___ GIVEN DATA ___
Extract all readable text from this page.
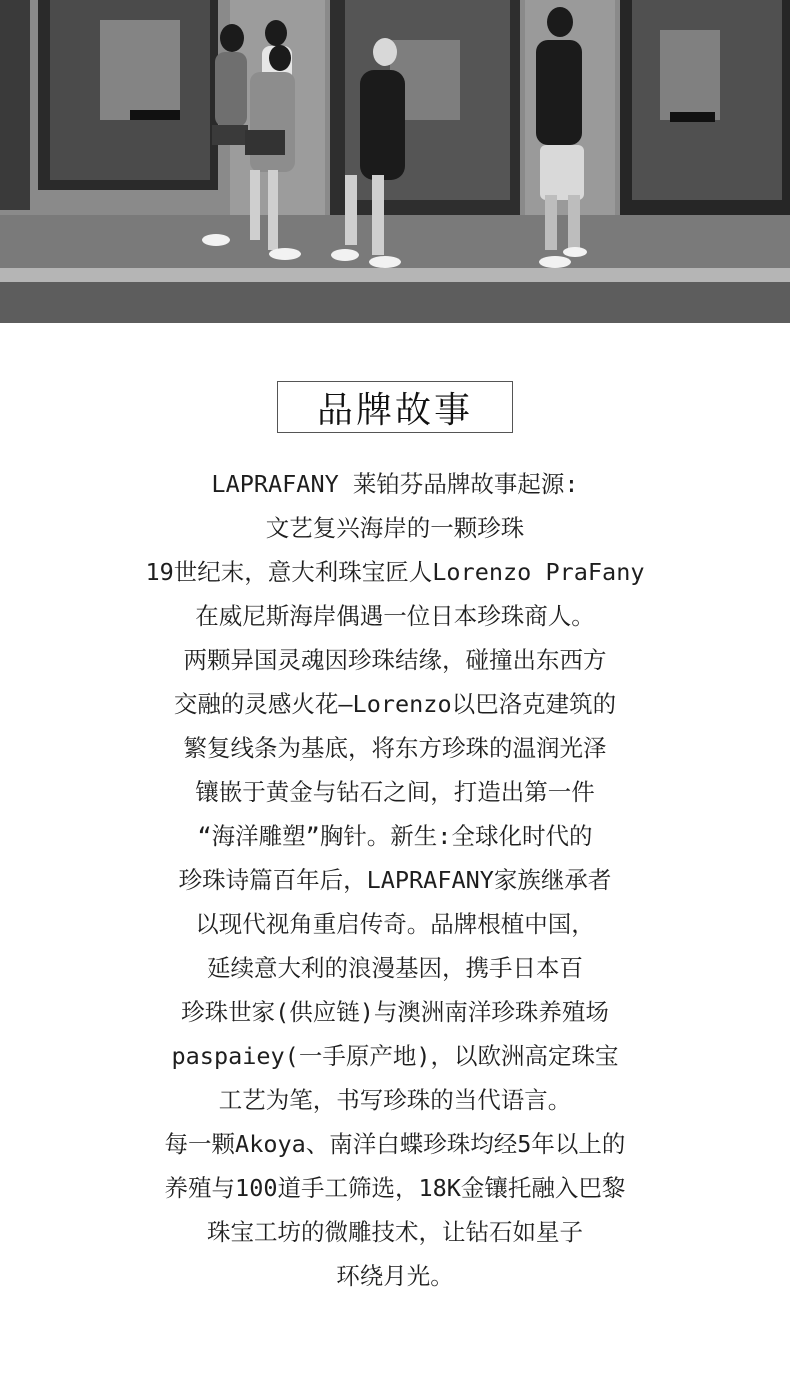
品牌故事
LAPRAFANY 莱铂芬品牌故事起源:
文艺复兴海岸的一颗珍珠
19世纪末，意大利珠宝匠人Lorenzo PraFany
在威尼斯海岸偶遇一位日本珍珠商人。
两颗异国灵魂因珍珠结缘，碰撞出东西方
交融的灵感火花—Lorenzo以巴洛克建筑的
繁复线条为基底，将东方珍珠的温润光泽
镶嵌于黄金与钻石之间，打造出第一件
“海洋雕塑”胸针。新生:全球化时代的
珍珠诗篇百年后，LAPRAFANY家族继承者
以现代视角重启传奇。品牌根植中国，
延续意大利的浪漫基因，携手日本百
珍珠世家(供应链)与澳洲南洋珍珠养殖场
paspaiey(一手原产地)，以欧洲高定珠宝
工艺为笔，书写珍珠的当代语言。
每一颗Akoya、南洋白蝶珍珠均经5年以上的
养殖与100道手工筛选，18K金镶托融入巴黎
珠宝工坊的微雕技术，让钻石如星子
环绕月光。
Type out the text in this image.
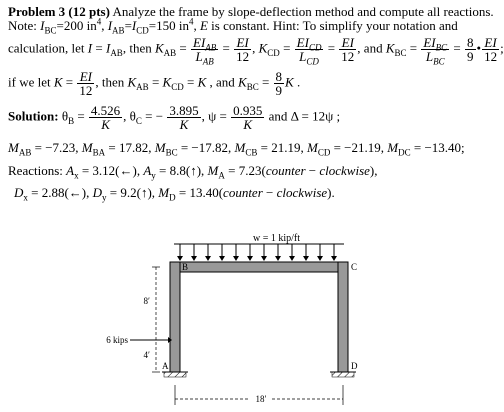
Problem 3 (12 pts) Analyze the frame by slope-deflection method and compute all reactions.
Note: $I_{BC}=200$ $in^4$, $I_{AB}=I_{CD}=150$ $in^4$, E is constant. Hint: To simplify your notation and
calculation, let $I = I_{AB}$, then $K_{AB} = \frac{EI_{AB}}{L_{AB}} = \frac{EI}{12}$ , $K_{CD} = \frac{EI_{CD}}{L_{CD}} = \frac{EI}{12}$ , and $K_{BC} = \frac{EI_{BC}}{L_{BC}} = \frac{8}{9}$ • $\frac{EI}{12}$ ;
if we let $K = \frac{EI}{12}$ , then $K_{AB} = K_{CD} = K$ , and $K_{BC} = \frac{8}{9}$ K .
Solution: $\theta_B = \frac{4.526}{K}$ , $\theta_C$ = − $\frac{3.895}{K}$ , $\psi = \frac{0.935}{K}$ and Δ = 12ψ ;
$M_{AB} = -7.23$, $M_{BA} = 17.82$, $M_{BC} = -17.82$, $M_{CB} = 21.19$, $M_{CD} = -21.19$, $M_{DC} = -13.40$;
Reactions: $A_x$ = 3.12(←), $A_y$ = 8.8(↑), $M_A$ = 7.23(counter − clockwise),
$D_x$ = 2.88(←), $D_y$ = 9.2(↑), $M_D$ = 13.40(counter − clockwise).
w = 1 kip/ft
B	C
A	D
8′
4′
6 kips
18′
___
§ DIRECTIONS:
Working from the material above, transcribe it exactly while omitting pictures.

§ SOLUTION TO THE PROBLEM:
Extract all readable text from this page.
品牌故事
LAPRAFANY 莱铂芬品牌故事起源:
文艺复兴海岸的一颗珍珠
19世纪末，意大利珠宝匠人Lorenzo PraFany
在威尼斯海岸偶遇一位日本珍珠商人。
两颗异国灵魂因珍珠结缘，碰撞出东西方
交融的灵感火花—Lorenzo以巴洛克建筑的
繁复线条为基底，将东方珍珠的温润光泽
镶嵌于黄金与钻石之间，打造出第一件
“海洋雕塑”胸针。新生:全球化时代的
珍珠诗篇百年后，LAPRAFANY家族继承者
以现代视角重启传奇。品牌根植中国，
延续意大利的浪漫基因，携手日本百
珍珠世家(供应链)与澳洲南洋珍珠养殖场
paspaiey(一手原产地)，以欧洲高定珠宝
工艺为笔，书写珍珠的当代语言。
每一颗Akoya、南洋白蝶珍珠均经5年以上的
养殖与100道手工筛选，18K金镶托融入巴黎
珠宝工坊的微雕技术，让钻石如星子
环绕月光。
Type out the text in this image.
Problem 3 (12 pts) Analyze the frame by slope-deflection method and compute all reactions.
Note: $I_{BC}=200$ $in^4$, $I_{AB}=I_{CD}=150$ $in^4$, E is constant. Hint: To simplify your notation and
calculation, let $I = I_{AB}$, then $K_{AB} = \frac{EI_{AB}}{L_{AB}} = \frac{EI}{12}$ , $K_{CD} = \frac{EI_{CD}}{L_{CD}} = \frac{EI}{12}$ , and $K_{BC} = \frac{EI_{BC}}{L_{BC}} = \frac{8}{9}$ • $\frac{EI}{12}$ ;
if we let $K = \frac{EI}{12}$ , then $K_{AB} = K_{CD} = K$ , and $K_{BC} = \frac{8}{9}$ K .
Solution: $\theta_B = \frac{4.526}{K}$ , $\theta_C$ = − $\frac{3.895}{K}$ , $\psi = \frac{0.935}{K}$ and Δ = 12ψ ;
$M_{AB} = -7.23$, $M_{BA} = 17.82$, $M_{BC} = -17.82$, $M_{CB} = 21.19$, $M_{CD} = -21.19$, $M_{DC} = -13.40$;
Reactions: $A_x$ = 3.12(←), $A_y$ = 8.8(↑), $M_A$ = 7.23(counter − clockwise),
$D_x$ = 2.88(←), $D_y$ = 9.2(↑), $M_D$ = 13.40(counter − clockwise).
w = 1 kip/ft
B	C
A	D
8′
4′
6 kips
18′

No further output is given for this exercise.